EXERCISE BRIEF:
What number of lines hold the word "склону"? State that number and nothing besides.
━━━━━ EXERCISE INPUTS
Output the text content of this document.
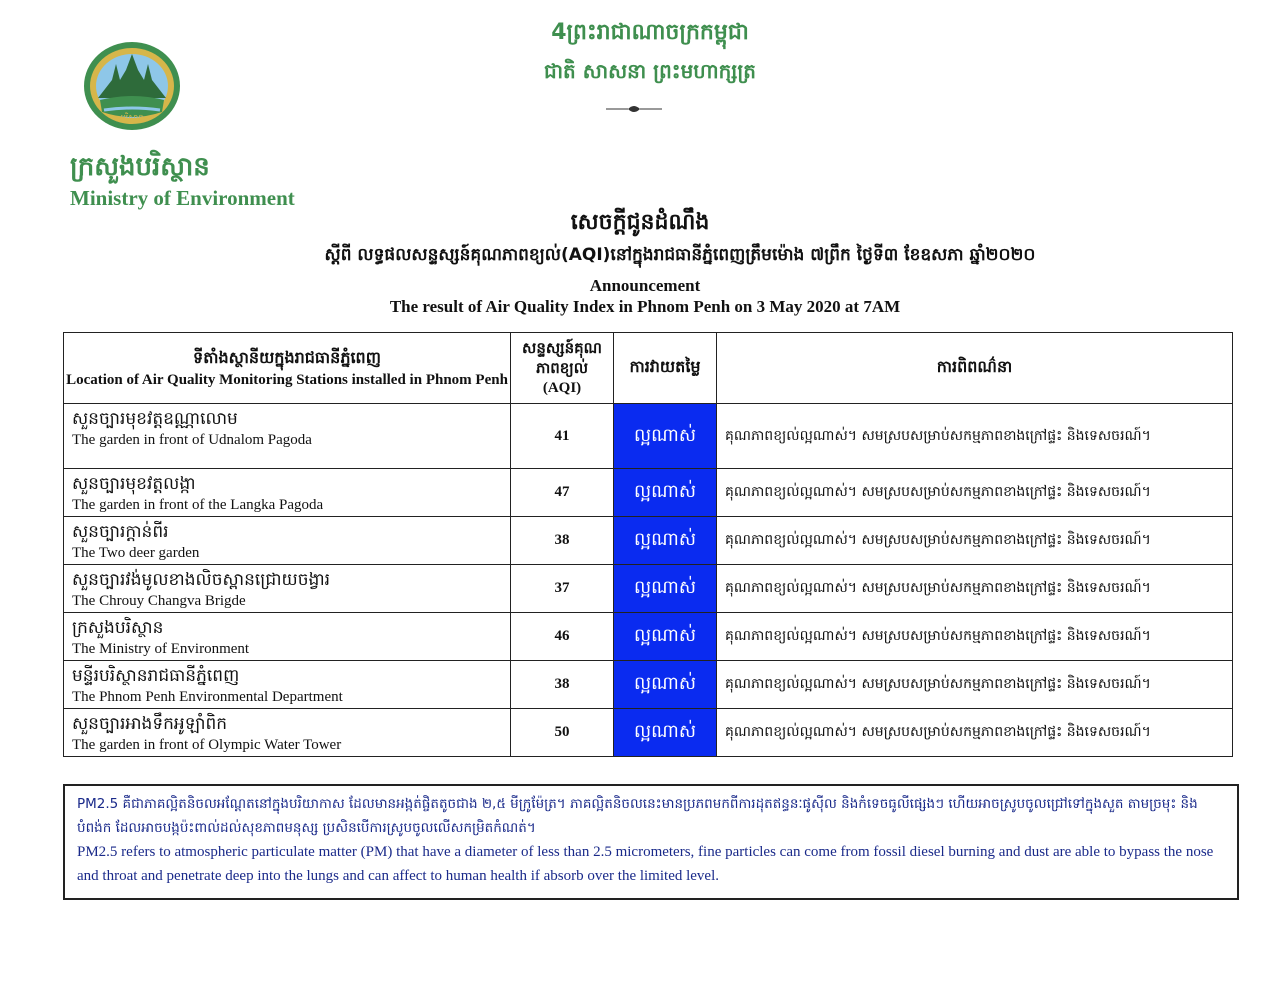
បរិស្ថាន
ក្រសួងបរិស្ថាន
Ministry of Environment
4ព្រះរាជាណាចក្រកម្ពុជា
ជាតិ សាសនា ព្រះមហាក្សត្រ
សេចក្ដីជូនដំណឹង
ស្ដីពី លទ្ធផលសន្ទស្សន៍គុណភាពខ្យល់(AQI)នៅក្នុងរាជធានីភ្នំពេញត្រឹមម៉ោង ៧ព្រឹក ថ្ងៃទី៣ ខែឧសភា ឆ្នាំ២០២០
Announcement
The result of Air Quality Index in Phnom Penh on 3 May 2020 at 7AM
ទីតាំងស្ថានីយក្នុងរាជធានីភ្នំពេញ
Location of Air Quality Monitoring Stations installed in Phnom Penh	សន្ទស្សន៍គុណភាពខ្យល់
(AQI)	ការវាយតម្លៃ	ការពិពណ៌នា

សួនច្បារមុខវត្តឧណ្ណាលោម
The garden in front of Udnalom Pagoda	41	ល្អណាស់	គុណភាពខ្យល់ល្អណាស់។ សមស្របសម្រាប់សកម្មភាពខាងក្រៅផ្ទះ និងទេសចរណ៍។

សួនច្បារមុខវត្តលង្កា
The garden in front of the Langka Pagoda	47	ល្អណាស់	គុណភាពខ្យល់ល្អណាស់។ សមស្របសម្រាប់សកម្មភាពខាងក្រៅផ្ទះ និងទេសចរណ៍។

សួនច្បារក្តាន់ពីរ
The Two deer garden	38	ល្អណាស់	គុណភាពខ្យល់ល្អណាស់។ សមស្របសម្រាប់សកម្មភាពខាងក្រៅផ្ទះ និងទេសចរណ៍។

សួនច្បារវង់មូលខាងលិចស្ពានជ្រោយចង្វារ
The Chrouy Changva Brigde	37	ល្អណាស់	គុណភាពខ្យល់ល្អណាស់។ សមស្របសម្រាប់សកម្មភាពខាងក្រៅផ្ទះ និងទេសចរណ៍។

ក្រសួងបរិស្ថាន
The Ministry of Environment	46	ល្អណាស់	គុណភាពខ្យល់ល្អណាស់។ សមស្របសម្រាប់សកម្មភាពខាងក្រៅផ្ទះ និងទេសចរណ៍។

មន្ទីរបរិស្ថានរាជធានីភ្នំពេញ
The Phnom Penh Environmental Department	38	ល្អណាស់	គុណភាពខ្យល់ល្អណាស់។ សមស្របសម្រាប់សកម្មភាពខាងក្រៅផ្ទះ និងទេសចរណ៍។

សួនច្បារអាងទឹកអូឡាំពិក
The garden in front of Olympic Water Tower	50	ល្អណាស់	គុណភាពខ្យល់ល្អណាស់។ សមស្របសម្រាប់សកម្មភាពខាងក្រៅផ្ទះ និងទេសចរណ៍។
PM2.5 គឺជាភាគល្អិតនិចលអណ្តែតនៅក្នុងបរិយាកាស ដែលមានអង្កត់ផ្ចិតតូចជាង ២,៥ មីក្រូម៉ែត្រ។ ភាគល្អិតនិចលនេះមានប្រភពមកពីការដុតឥន្ធនៈផូស៊ីល និងកំទេចធូលីផ្សេងៗ ហើយអាចស្រូបចូលជ្រៅទៅក្នុងសួត តាមច្រមុះ និងបំពង់ក ដែលអាចបង្កប៉ះពាល់ដល់សុខភាពមនុស្ស ប្រសិនបើការស្រូបចូលលើសកម្រិតកំណត់។
PM2.5 refers to atmospheric particulate matter (PM) that have a diameter of less than 2.5 micrometers, fine particles can come from fossil diesel burning and dust are able to bypass the nose and throat and penetrate deep into the lungs and can affect to human health if absorb over the limited level.
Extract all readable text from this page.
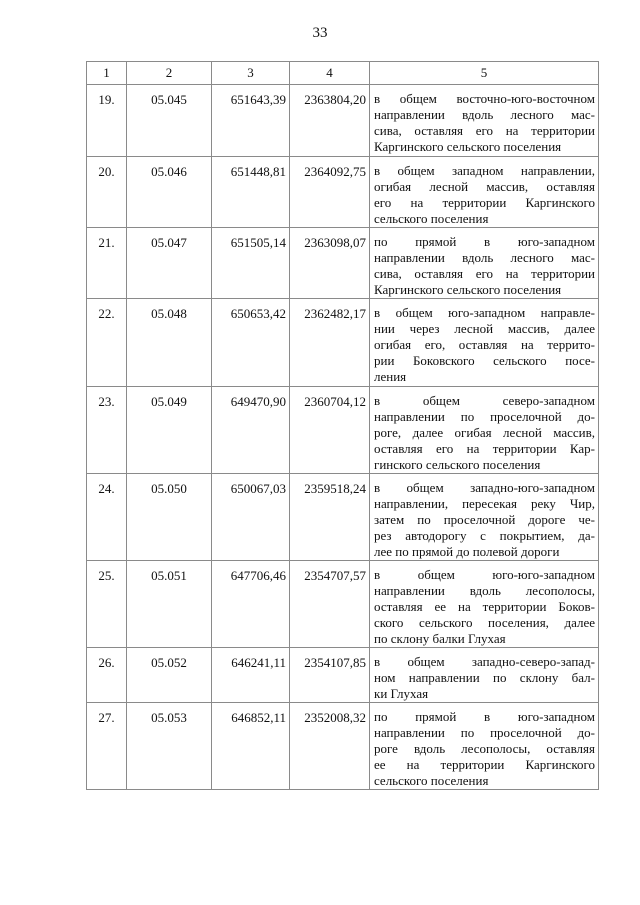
33
1	2	3	4	5

19.	05.045	651643,39	2363804,20	в общем восточно-юго-восточном
направлении вдоль лесного мас-
сива, оставляя его на территории
Каргинского сельского поселения

20.	05.046	651448,81	2364092,75	в общем западном направлении,
огибая лесной массив, оставляя
его на территории Каргинского
сельского поселения

21.	05.047	651505,14	2363098,07	по прямой в юго-западном
направлении вдоль лесного мас-
сива, оставляя его на территории
Каргинского сельского поселения

22.	05.048	650653,42	2362482,17	в общем юго-западном направле-
нии через лесной массив, далее
огибая его, оставляя на террито-
рии Боковского сельского посе-
ления

23.	05.049	649470,90	2360704,12	в общем северо-западном
направлении по проселочной до-
роге, далее огибая лесной массив,
оставляя его на территории Кар-
гинского сельского поселения

24.	05.050	650067,03	2359518,24	в общем западно-юго-западном
направлении, пересекая реку Чир,
затем по проселочной дороге че-
рез автодорогу с покрытием, да-
лее по прямой до полевой дороги

25.	05.051	647706,46	2354707,57	в общем юго-юго-западном
направлении вдоль лесополосы,
оставляя ее на территории Боков-
ского сельского поселения, далее
по склону балки Глухая

26.	05.052	646241,11	2354107,85	в общем западно-северо-запад-
ном направлении по склону бал-
ки Глухая

27.	05.053	646852,11	2352008,32	по прямой в юго-западном
направлении по проселочной до-
роге вдоль лесополосы, оставляя
ее на территории Каргинского
сельского поселения
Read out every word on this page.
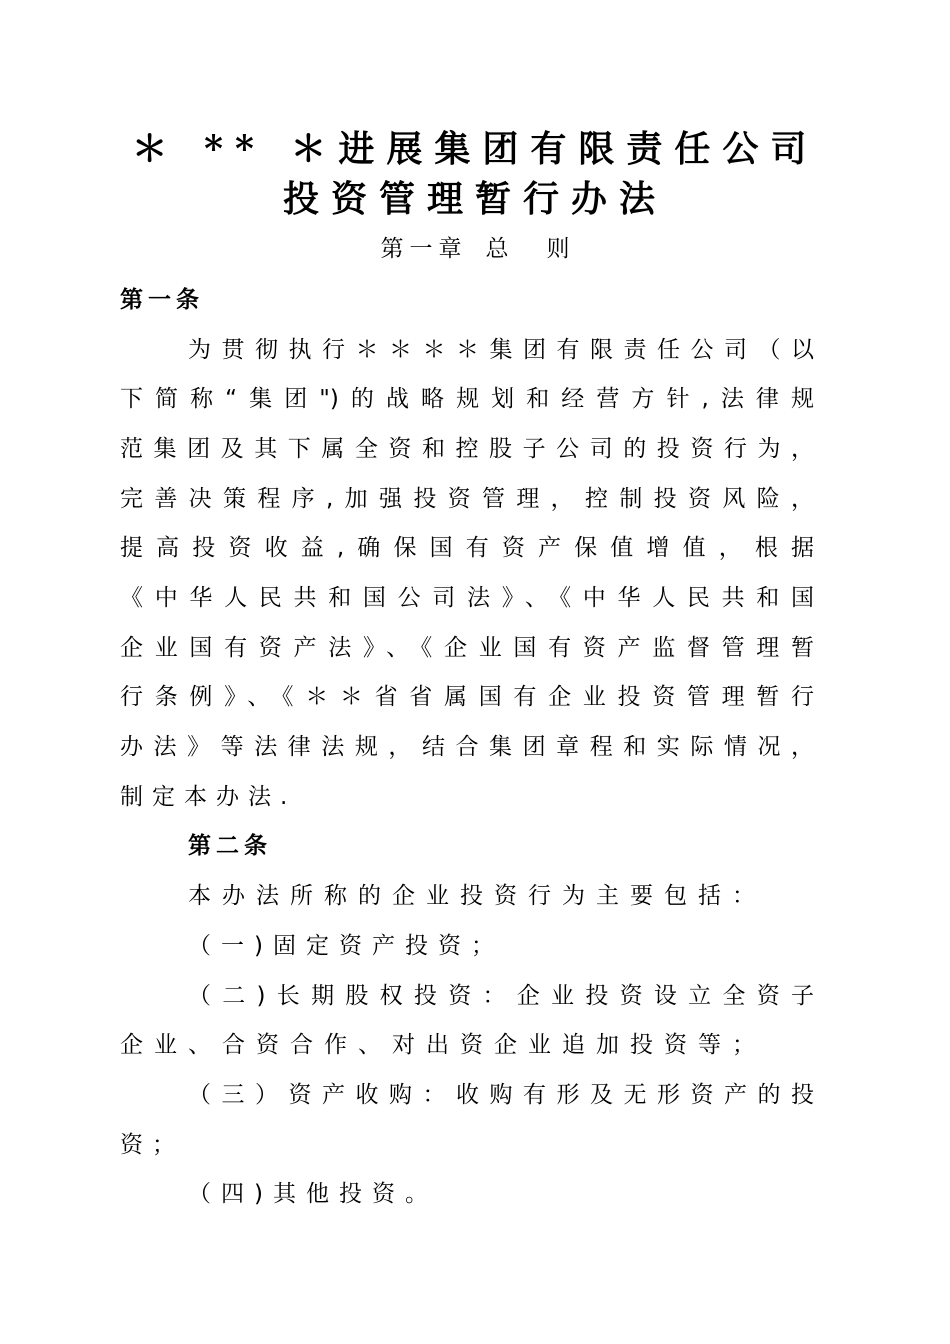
＊ ** ＊进展集团有限责任公司
投资管理暂行办法
第一章 总 则
第一条
为贯彻执行＊＊＊＊集团有限责任公司（以
下简称“集团")的战略规划和经营方针,法律规
范集团及其下属全资和控股子公司的投资行为，
完善决策程序,加强投资管理，控制投资风险，
提高投资收益,确保国有资产保值增值，根据
《中华人民共和国公司法》、《中华人民共和国
企业国有资产法》、《企业国有资产监督管理暂
行条例》、《＊＊省省属国有企业投资管理暂行
办法》等法律法规，结合集团章程和实际情况，
制定本办法.
第二条
本办法所称的企业投资行为主要包括：
（一)固定资产投资；
（二)长期股权投资：企业投资设立全资子
企业、合资合作、对出资企业追加投资等；
（三）资产收购：收购有形及无形资产的投
资；
（四)其他投资。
━━━━━━━━━━
SOLUTION FOR THIS EXERCISE:
2